(Saved data entries)

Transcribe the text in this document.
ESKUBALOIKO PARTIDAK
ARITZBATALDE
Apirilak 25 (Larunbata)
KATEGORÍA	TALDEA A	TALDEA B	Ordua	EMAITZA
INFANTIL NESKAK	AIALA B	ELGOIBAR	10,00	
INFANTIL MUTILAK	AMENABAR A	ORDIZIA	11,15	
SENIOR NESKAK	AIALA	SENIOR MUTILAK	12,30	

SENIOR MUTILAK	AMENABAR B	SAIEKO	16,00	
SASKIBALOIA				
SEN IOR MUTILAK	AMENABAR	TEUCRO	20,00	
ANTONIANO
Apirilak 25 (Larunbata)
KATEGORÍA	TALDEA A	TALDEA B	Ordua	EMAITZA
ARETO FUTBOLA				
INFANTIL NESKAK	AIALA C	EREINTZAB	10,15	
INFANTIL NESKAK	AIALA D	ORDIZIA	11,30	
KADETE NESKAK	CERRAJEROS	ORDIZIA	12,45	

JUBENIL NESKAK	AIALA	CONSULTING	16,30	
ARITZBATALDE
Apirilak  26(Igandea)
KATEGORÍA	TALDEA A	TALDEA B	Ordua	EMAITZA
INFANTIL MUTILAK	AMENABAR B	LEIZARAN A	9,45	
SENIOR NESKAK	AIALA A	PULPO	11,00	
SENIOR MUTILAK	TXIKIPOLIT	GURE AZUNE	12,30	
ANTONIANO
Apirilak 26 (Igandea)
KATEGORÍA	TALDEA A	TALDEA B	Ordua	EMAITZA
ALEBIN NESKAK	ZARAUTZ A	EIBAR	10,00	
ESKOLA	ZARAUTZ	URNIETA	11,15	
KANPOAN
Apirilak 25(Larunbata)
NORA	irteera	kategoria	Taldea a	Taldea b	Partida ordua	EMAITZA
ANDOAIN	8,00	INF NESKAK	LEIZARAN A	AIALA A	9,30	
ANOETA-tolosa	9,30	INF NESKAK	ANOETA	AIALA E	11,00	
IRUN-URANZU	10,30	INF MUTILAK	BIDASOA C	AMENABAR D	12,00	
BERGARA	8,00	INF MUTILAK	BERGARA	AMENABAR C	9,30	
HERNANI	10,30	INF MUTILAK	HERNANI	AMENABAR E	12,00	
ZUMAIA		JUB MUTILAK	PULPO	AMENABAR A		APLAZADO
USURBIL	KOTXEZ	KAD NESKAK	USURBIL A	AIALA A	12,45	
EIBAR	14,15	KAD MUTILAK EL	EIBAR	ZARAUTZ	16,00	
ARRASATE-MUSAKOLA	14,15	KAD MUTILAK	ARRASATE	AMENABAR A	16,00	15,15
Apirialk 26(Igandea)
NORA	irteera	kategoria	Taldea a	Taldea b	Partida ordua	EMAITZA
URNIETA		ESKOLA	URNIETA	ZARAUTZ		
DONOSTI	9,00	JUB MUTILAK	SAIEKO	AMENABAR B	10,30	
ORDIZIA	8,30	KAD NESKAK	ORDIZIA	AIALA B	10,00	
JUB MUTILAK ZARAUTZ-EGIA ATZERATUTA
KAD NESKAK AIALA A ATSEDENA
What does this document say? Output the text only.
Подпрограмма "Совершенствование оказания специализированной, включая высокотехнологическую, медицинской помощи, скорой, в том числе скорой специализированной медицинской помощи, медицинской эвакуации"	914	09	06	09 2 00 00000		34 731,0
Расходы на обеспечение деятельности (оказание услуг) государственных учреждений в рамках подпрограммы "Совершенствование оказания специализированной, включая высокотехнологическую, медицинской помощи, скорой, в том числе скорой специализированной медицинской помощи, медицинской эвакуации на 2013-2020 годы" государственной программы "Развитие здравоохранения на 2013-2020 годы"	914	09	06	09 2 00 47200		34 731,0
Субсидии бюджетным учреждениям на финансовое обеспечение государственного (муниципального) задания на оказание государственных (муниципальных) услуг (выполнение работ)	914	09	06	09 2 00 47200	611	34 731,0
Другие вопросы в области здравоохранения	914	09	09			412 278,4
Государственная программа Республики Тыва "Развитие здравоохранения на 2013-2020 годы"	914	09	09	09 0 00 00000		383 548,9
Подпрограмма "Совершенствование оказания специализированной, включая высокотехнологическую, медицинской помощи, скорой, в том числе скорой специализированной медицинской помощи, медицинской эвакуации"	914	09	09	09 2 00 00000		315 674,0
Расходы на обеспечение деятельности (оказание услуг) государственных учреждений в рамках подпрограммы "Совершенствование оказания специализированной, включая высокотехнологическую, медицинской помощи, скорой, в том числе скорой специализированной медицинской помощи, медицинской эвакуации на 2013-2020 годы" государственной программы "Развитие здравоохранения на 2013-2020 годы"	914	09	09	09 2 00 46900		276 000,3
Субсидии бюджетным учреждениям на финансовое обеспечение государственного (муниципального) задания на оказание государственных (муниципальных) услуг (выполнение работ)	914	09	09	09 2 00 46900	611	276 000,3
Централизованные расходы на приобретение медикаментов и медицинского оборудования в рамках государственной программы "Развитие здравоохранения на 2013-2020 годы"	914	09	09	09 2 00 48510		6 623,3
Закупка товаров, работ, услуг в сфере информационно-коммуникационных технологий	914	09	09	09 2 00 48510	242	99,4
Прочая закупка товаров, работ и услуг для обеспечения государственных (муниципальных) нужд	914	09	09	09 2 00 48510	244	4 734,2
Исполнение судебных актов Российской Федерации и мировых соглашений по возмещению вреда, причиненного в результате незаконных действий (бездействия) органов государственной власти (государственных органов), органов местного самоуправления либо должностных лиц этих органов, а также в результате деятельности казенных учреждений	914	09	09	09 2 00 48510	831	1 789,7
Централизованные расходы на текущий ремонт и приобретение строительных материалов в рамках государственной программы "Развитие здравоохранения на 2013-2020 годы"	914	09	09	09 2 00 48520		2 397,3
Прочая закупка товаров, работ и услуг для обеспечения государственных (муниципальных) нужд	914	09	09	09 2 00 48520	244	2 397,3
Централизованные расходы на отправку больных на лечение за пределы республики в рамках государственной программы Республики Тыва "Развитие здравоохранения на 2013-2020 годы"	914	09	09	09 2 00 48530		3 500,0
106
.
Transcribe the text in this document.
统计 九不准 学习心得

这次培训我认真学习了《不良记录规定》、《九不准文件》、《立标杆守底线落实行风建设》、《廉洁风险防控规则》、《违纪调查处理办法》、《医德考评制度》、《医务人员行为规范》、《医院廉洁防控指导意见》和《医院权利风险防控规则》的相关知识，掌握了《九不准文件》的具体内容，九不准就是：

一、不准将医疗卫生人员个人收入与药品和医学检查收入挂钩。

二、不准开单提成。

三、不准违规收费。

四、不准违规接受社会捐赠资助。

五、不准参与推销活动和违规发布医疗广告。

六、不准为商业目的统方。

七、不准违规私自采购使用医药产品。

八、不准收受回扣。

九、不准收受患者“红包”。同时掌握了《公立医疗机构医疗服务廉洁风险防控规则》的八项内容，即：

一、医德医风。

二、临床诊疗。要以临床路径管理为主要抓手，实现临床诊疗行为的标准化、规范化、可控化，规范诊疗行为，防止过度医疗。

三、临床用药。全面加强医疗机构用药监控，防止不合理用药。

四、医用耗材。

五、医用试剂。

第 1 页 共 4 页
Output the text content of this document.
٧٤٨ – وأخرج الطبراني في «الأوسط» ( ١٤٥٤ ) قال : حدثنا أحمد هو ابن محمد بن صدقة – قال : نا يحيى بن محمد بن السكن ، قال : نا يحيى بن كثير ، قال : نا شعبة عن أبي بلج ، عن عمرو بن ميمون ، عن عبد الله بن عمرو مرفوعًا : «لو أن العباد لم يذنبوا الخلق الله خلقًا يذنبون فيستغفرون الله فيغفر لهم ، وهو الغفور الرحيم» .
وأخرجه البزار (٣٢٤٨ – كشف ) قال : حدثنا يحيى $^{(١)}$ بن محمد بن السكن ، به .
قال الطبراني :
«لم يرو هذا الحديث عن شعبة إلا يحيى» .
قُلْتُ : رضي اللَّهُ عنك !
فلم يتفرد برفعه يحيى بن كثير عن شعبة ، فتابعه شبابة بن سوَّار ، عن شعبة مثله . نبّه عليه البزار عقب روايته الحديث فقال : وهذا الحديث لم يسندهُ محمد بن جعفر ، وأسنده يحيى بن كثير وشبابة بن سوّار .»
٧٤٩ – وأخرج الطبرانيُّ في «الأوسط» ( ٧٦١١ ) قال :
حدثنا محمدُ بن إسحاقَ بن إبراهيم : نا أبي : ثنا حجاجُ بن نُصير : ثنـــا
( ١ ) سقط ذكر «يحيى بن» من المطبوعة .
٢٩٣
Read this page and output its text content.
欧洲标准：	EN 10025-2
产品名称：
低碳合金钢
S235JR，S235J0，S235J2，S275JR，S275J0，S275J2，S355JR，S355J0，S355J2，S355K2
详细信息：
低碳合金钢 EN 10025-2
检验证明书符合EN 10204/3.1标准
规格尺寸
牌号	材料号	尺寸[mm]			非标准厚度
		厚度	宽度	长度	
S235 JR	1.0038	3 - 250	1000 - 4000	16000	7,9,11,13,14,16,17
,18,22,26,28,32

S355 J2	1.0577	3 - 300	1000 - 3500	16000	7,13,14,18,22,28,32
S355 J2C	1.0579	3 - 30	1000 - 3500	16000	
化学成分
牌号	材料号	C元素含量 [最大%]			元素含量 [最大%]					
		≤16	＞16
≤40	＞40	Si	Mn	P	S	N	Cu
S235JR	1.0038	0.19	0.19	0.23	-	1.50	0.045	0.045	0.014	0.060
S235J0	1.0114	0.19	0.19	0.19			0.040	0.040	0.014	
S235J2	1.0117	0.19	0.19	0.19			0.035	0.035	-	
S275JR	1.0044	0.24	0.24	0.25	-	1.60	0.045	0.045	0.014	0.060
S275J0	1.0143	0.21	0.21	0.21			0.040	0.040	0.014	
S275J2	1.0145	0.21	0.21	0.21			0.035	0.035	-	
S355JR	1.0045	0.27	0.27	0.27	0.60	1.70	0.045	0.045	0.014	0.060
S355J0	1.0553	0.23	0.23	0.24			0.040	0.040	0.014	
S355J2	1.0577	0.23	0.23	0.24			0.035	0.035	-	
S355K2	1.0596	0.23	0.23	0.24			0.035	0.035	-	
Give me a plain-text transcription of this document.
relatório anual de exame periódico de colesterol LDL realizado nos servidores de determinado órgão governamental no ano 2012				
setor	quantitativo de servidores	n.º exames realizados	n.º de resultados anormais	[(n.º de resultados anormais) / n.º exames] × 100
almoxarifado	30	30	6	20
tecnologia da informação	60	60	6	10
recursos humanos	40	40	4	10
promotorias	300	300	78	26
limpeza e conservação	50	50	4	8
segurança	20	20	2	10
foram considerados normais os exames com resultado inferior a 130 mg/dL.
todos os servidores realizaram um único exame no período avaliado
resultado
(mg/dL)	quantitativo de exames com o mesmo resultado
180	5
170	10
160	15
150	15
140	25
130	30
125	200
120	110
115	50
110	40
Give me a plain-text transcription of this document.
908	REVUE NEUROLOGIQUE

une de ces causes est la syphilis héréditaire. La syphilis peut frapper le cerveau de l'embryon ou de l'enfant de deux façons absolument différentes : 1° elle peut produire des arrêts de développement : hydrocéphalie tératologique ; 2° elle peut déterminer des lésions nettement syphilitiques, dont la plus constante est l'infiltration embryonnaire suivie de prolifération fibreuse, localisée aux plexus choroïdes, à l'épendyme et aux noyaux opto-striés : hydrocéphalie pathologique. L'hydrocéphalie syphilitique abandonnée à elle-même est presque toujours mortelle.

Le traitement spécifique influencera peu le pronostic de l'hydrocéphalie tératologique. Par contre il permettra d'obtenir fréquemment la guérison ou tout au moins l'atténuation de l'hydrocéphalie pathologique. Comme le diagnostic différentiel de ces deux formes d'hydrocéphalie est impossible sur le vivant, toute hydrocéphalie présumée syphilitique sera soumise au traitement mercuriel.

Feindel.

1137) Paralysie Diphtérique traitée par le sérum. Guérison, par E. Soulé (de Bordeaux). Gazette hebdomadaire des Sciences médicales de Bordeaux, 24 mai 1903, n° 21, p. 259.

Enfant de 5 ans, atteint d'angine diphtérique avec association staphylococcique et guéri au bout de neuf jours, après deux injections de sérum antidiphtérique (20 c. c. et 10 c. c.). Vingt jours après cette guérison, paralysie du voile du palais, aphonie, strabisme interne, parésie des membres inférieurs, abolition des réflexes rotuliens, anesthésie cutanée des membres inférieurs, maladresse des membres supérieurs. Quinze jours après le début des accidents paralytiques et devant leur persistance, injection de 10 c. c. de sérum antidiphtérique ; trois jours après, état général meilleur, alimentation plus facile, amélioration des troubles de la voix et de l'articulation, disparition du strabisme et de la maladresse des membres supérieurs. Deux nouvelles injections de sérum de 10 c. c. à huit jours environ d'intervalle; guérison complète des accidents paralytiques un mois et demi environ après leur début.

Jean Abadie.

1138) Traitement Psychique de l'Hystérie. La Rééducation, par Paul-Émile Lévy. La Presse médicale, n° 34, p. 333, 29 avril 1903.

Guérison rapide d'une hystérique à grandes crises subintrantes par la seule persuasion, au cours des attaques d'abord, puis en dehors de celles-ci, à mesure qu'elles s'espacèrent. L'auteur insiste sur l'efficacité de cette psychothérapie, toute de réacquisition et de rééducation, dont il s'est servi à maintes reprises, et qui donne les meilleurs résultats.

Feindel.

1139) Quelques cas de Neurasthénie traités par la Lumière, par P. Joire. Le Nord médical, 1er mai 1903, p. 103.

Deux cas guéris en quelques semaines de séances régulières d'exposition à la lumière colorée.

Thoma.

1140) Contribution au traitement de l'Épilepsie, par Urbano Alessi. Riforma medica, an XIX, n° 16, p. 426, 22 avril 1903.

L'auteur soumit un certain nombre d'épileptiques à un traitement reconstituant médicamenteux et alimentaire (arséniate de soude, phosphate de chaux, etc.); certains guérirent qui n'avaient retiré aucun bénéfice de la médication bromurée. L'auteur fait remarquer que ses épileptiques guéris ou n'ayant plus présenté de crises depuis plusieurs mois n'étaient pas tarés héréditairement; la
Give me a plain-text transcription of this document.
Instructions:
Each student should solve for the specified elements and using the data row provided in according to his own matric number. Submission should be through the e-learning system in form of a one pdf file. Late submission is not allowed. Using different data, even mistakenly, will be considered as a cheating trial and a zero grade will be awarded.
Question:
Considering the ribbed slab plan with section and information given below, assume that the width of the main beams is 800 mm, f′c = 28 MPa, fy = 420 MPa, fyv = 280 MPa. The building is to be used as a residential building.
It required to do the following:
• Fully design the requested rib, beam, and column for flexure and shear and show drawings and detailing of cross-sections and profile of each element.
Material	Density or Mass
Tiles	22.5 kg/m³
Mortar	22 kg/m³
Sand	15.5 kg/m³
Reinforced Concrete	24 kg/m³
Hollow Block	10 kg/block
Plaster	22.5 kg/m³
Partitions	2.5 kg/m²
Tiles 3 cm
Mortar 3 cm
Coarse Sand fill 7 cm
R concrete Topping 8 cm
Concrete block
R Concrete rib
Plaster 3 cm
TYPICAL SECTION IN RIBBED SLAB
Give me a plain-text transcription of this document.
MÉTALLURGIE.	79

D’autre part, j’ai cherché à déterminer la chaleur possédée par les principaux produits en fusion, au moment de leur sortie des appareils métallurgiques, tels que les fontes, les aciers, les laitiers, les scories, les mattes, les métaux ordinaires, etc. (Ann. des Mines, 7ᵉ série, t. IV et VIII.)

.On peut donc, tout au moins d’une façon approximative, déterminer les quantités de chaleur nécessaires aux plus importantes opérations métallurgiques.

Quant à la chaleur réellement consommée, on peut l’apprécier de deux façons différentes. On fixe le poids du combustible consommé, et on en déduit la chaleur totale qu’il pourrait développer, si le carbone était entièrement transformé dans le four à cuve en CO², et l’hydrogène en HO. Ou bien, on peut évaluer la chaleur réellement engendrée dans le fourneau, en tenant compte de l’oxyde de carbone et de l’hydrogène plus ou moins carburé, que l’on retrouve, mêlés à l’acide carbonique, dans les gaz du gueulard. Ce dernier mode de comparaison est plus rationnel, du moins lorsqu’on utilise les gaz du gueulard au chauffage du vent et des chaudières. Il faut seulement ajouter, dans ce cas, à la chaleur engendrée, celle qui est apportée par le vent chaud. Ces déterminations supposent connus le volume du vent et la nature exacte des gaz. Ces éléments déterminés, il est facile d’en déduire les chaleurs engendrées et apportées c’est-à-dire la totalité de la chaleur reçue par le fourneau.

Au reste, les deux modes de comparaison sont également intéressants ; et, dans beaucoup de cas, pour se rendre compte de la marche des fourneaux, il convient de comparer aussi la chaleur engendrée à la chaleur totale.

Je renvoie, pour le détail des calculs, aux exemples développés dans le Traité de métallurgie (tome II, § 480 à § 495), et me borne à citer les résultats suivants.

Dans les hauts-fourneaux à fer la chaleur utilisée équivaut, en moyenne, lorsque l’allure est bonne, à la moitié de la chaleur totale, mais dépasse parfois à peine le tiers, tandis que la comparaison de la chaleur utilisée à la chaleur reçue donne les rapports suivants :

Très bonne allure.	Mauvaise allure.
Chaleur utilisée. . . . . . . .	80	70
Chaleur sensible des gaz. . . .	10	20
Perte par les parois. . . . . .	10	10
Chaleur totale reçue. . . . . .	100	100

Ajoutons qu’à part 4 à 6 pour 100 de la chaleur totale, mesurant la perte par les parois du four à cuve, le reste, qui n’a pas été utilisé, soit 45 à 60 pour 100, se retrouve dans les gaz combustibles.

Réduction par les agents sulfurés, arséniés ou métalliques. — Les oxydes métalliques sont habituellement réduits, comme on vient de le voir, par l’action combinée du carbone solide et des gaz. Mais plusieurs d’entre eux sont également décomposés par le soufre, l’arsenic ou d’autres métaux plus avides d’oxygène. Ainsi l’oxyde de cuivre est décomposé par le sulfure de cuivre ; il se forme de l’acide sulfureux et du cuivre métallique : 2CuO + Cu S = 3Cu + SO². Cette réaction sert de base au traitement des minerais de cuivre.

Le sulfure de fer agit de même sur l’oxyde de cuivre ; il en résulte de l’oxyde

* [Goal of the exercise]: In the records above, locate the lines holding the word "Подпрограмма". Copy each of them.

* [Solved problem]:
Подпрограмма "Совершенствование оказания специализированной, включая высокотехнологическую, медицинской помощи, скорой, в том числе скорой специализированной медицинской помощи, медицинской эвакуации"	914	09	06	09 2 00 00000		34 731,0
Подпрограмма "Совершенствование оказания специализированной, включая высокотехнологическую, медицинской помощи, скорой, в том числе скорой специализированной медицинской помощи, медицинской эвакуации"	914	09	09	09 2 00 00000		315 674,0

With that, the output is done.